#### WHAT IS BEING ASKED
Print all the entries verbatim.

:: DATASET CONTENT ::

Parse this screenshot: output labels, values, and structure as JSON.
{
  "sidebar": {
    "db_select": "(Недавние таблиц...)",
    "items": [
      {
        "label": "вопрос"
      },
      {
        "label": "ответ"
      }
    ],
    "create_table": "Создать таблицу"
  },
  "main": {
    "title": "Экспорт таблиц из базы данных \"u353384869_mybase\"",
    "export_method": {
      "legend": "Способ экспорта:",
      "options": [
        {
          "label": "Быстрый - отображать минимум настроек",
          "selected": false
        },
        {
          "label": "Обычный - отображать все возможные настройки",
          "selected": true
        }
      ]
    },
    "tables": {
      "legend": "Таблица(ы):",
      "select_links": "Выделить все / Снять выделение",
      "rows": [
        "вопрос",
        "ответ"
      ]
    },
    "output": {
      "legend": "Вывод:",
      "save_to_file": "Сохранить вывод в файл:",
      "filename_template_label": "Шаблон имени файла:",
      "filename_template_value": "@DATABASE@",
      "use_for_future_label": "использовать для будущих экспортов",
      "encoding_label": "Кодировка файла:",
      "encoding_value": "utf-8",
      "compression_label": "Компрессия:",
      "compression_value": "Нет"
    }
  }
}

:::

#### ANSWER BELOW
Parse this screenshot: output labels, values, and structure as JSON.
{
  "sidebar": {
    "db_select": "(Недавние таблиц...)",
    "items": [
      {
        "label": "вопрос"
      },
      {
        "label": "ответ"
      }
    ],
    "create_table": "Создать таблицу"
  },
  "main": {
    "title": "Экспорт таблиц из базы данных \"u353384869_mybase\"",
    "export_method": {
      "legend": "Способ экспорта:",
      "options": [
        {
          "label": "Быстрый - отображать минимум настроек",
          "selected": false
        },
        {
          "label": "Обычный - отображать все возможные настройки",
          "selected": true
        }
      ]
    },
    "tables": {
      "legend": "Таблица(ы):",
      "select_links": "Выделить все / Снять выделение",
      "rows": [
        "вопрос",
        "ответ"
      ]
    },
    "output": {
      "legend": "Вывод:",
      "save_to_file": "Сохранить вывод в файл:",
      "filename_template_label": "Шаблон имени файла:",
      "filename_template_value": "@DATABASE@",
      "use_for_future_label": "использовать для будущих экспортов",
      "encoding_label": "Кодировка файла:",
      "encoding_value": "utf-8",
      "compression_label": "Компрессия:",
      "compression_value": "Нет"
    }
  }
}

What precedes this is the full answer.